> _Work to be completed_: Your task is to output the listing word for word, with pictures excluded.

> _Records for this task_:
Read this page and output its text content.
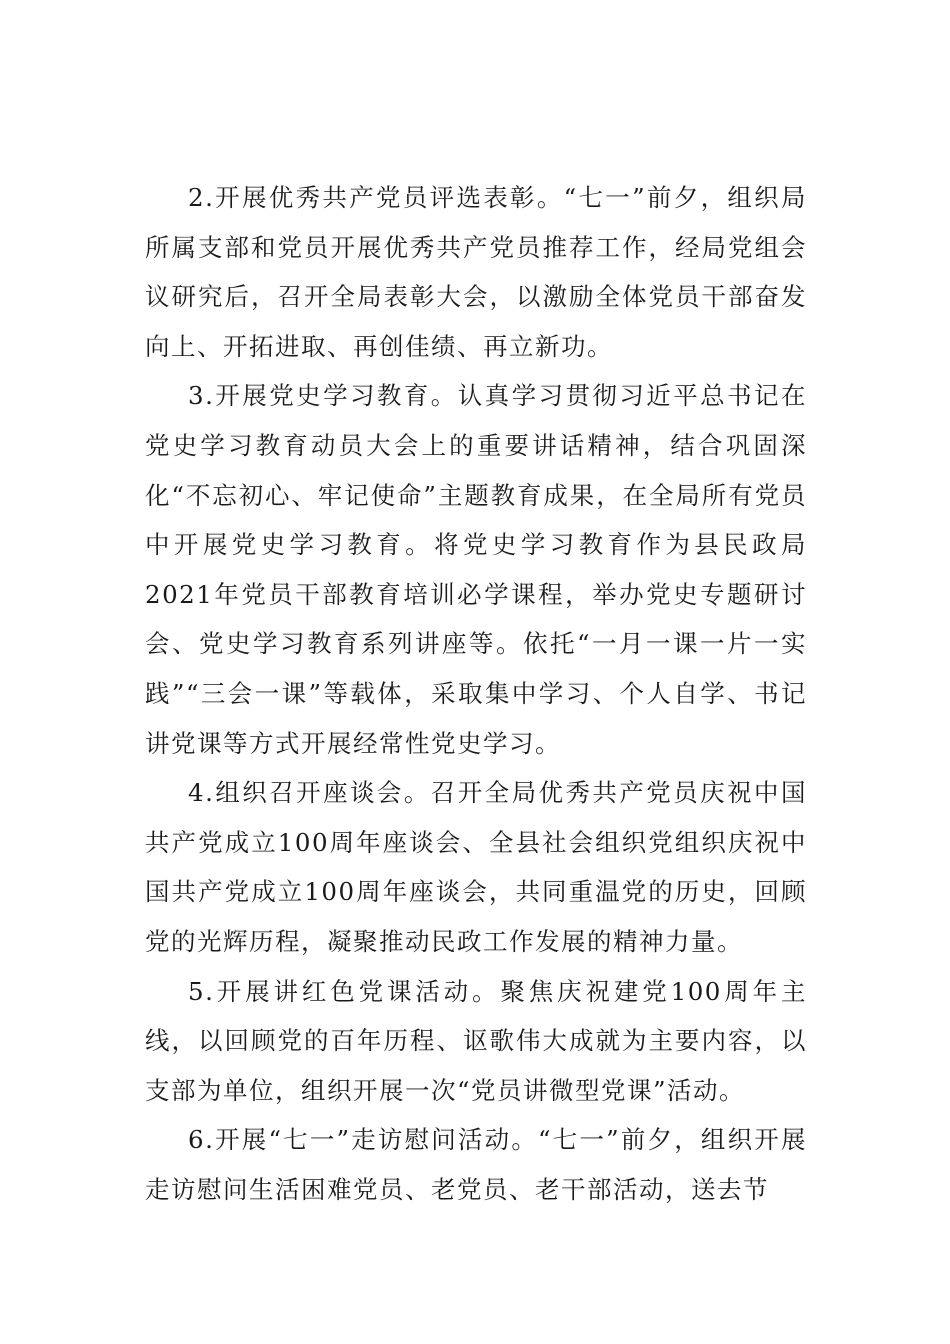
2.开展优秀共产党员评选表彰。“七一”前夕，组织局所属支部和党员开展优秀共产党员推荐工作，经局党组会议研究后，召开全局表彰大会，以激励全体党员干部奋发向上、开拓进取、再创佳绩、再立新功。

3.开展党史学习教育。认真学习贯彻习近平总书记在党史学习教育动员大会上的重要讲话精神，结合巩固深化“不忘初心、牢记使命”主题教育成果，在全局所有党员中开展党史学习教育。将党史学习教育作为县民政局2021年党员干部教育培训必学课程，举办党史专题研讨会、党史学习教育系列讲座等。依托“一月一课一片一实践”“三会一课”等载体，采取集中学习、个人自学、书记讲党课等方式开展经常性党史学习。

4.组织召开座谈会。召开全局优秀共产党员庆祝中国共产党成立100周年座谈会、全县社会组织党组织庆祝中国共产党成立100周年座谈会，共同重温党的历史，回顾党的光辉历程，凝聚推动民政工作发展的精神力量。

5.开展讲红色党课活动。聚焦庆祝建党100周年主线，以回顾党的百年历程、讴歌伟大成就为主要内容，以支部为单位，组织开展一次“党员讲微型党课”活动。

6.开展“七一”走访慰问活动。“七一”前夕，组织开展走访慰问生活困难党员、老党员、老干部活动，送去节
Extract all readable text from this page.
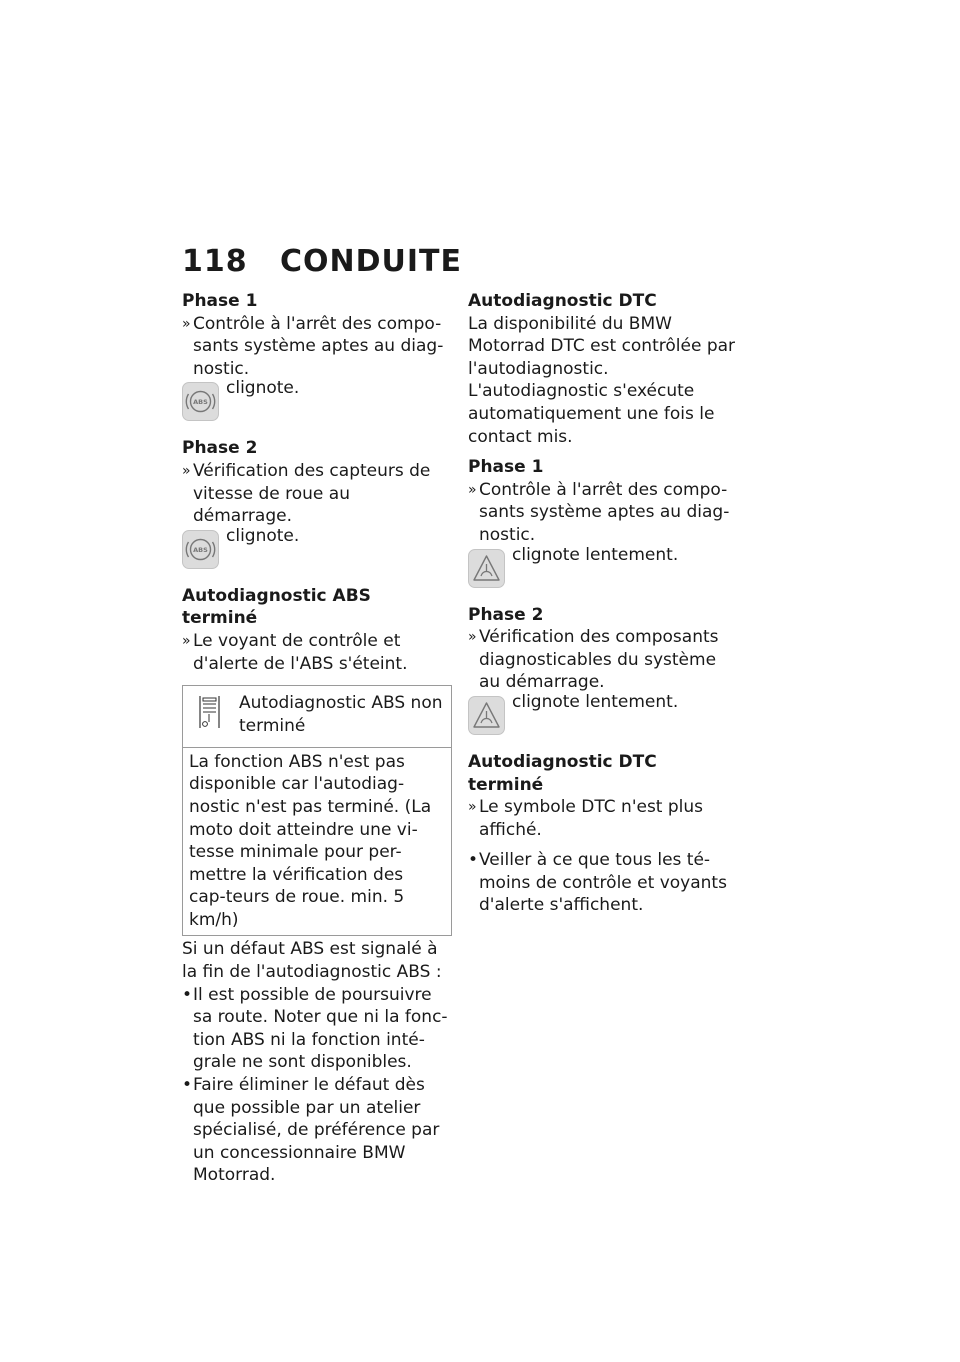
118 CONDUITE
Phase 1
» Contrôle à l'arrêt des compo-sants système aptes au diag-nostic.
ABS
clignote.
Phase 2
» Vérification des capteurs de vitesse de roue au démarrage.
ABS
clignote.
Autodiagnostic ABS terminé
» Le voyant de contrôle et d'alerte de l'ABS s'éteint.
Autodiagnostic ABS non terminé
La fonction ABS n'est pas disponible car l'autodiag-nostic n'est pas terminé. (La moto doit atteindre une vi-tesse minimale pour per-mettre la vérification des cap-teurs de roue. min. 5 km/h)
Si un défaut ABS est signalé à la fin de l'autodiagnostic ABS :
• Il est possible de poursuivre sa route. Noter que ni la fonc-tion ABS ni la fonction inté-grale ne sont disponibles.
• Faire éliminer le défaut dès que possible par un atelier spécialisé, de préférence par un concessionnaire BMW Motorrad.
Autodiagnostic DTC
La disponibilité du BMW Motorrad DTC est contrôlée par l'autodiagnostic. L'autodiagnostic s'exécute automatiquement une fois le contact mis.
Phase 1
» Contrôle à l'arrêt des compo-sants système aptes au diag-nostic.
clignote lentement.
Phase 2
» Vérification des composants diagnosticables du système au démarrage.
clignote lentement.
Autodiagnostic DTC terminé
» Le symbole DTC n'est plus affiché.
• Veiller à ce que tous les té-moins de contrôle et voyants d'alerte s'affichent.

> _Result of this exercise_:
Read this page and output its text content.
2.开展优秀共产党员评选表彰。“七一”前夕，组织局所属支部和党员开展优秀共产党员推荐工作，经局党组会议研究后，召开全局表彰大会，以激励全体党员干部奋发向上、开拓进取、再创佳绩、再立新功。

3.开展党史学习教育。认真学习贯彻习近平总书记在党史学习教育动员大会上的重要讲话精神，结合巩固深化“不忘初心、牢记使命”主题教育成果，在全局所有党员中开展党史学习教育。将党史学习教育作为县民政局2021年党员干部教育培训必学课程，举办党史专题研讨会、党史学习教育系列讲座等。依托“一月一课一片一实践”“三会一课”等载体，采取集中学习、个人自学、书记讲党课等方式开展经常性党史学习。

4.组织召开座谈会。召开全局优秀共产党员庆祝中国共产党成立100周年座谈会、全县社会组织党组织庆祝中国共产党成立100周年座谈会，共同重温党的历史，回顾党的光辉历程，凝聚推动民政工作发展的精神力量。

5.开展讲红色党课活动。聚焦庆祝建党100周年主线，以回顾党的百年历程、讴歌伟大成就为主要内容，以支部为单位，组织开展一次“党员讲微型党课”活动。

6.开展“七一”走访慰问活动。“七一”前夕，组织开展走访慰问生活困难党员、老党员、老干部活动，送去节
Extract all readable text from this page.
118 CONDUITE
Phase 1
» Contrôle à l'arrêt des compo-sants système aptes au diag-nostic.
ABS
clignote.
Phase 2
» Vérification des capteurs de vitesse de roue au démarrage.
ABS
clignote.
Autodiagnostic ABS terminé
» Le voyant de contrôle et d'alerte de l'ABS s'éteint.
Autodiagnostic ABS non terminé
La fonction ABS n'est pas disponible car l'autodiag-nostic n'est pas terminé. (La moto doit atteindre une vi-tesse minimale pour per-mettre la vérification des cap-teurs de roue. min. 5 km/h)
Si un défaut ABS est signalé à la fin de l'autodiagnostic ABS :
• Il est possible de poursuivre sa route. Noter que ni la fonc-tion ABS ni la fonction inté-grale ne sont disponibles.
• Faire éliminer le défaut dès que possible par un atelier spécialisé, de préférence par un concessionnaire BMW Motorrad.
Autodiagnostic DTC
La disponibilité du BMW Motorrad DTC est contrôlée par l'autodiagnostic. L'autodiagnostic s'exécute automatiquement une fois le contact mis.
Phase 1
» Contrôle à l'arrêt des compo-sants système aptes au diag-nostic.
clignote lentement.
Phase 2
» Vérification des composants diagnosticables du système au démarrage.
clignote lentement.
Autodiagnostic DTC terminé
» Le symbole DTC n'est plus affiché.
• Veiller à ce que tous les té-moins de contrôle et voyants d'alerte s'affichent.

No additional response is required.